- [Problem requirements]
Write out the entries below once more, exactly, with the pictures left out.

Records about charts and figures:
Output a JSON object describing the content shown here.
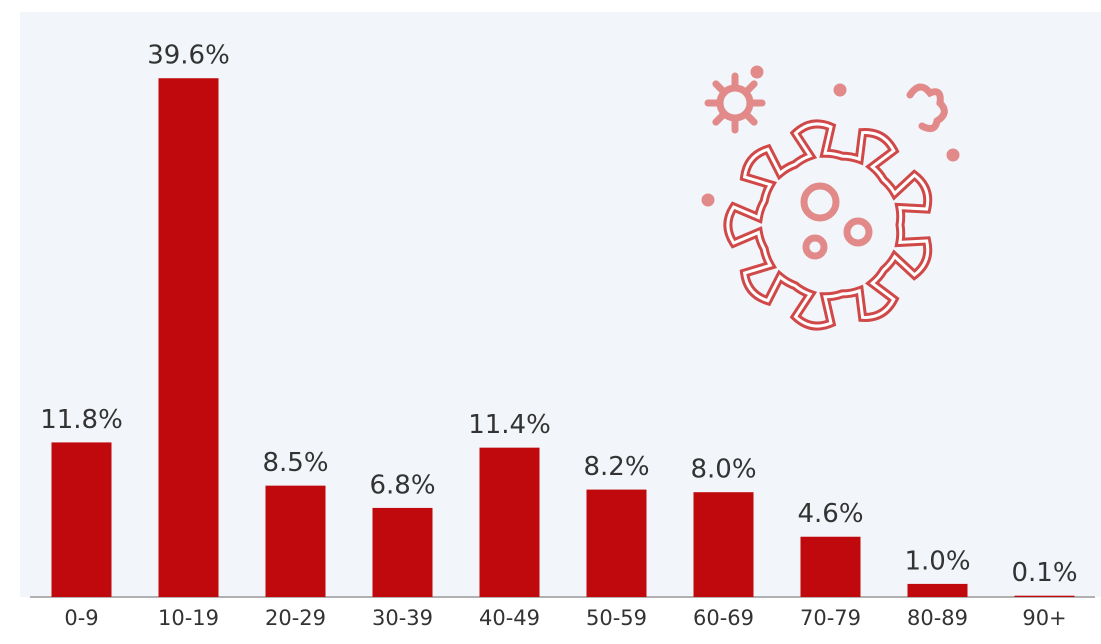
{
  "chart_data": {
    "type": "bar",
    "categories": [
      "0-9",
      "10-19",
      "20-29",
      "30-39",
      "40-49",
      "50-59",
      "60-69",
      "70-79",
      "80-89",
      "90+"
    ],
    "values": [
      11.8,
      39.6,
      8.5,
      6.8,
      11.4,
      8.2,
      8.0,
      4.6,
      1.0,
      0.1
    ],
    "value_labels": [
      "11.8%",
      "39.6%",
      "8.5%",
      "6.8%",
      "11.4%",
      "8.2%",
      "8.0%",
      "4.6%",
      "1.0%",
      "0.1%"
    ],
    "color": "#c0090c"
  }
}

- [Solution]
Output a JSON object describing the content shown here.
{
  "chart_data": {
    "type": "bar",
    "categories": [
      "0-9",
      "10-19",
      "20-29",
      "30-39",
      "40-49",
      "50-59",
      "60-69",
      "70-79",
      "80-89",
      "90+"
    ],
    "values": [
      11.8,
      39.6,
      8.5,
      6.8,
      11.4,
      8.2,
      8.0,
      4.6,
      1.0,
      0.1
    ],
    "value_labels": [
      "11.8%",
      "39.6%",
      "8.5%",
      "6.8%",
      "11.4%",
      "8.2%",
      "8.0%",
      "4.6%",
      "1.0%",
      "0.1%"
    ],
    "color": "#c0090c"
  }
}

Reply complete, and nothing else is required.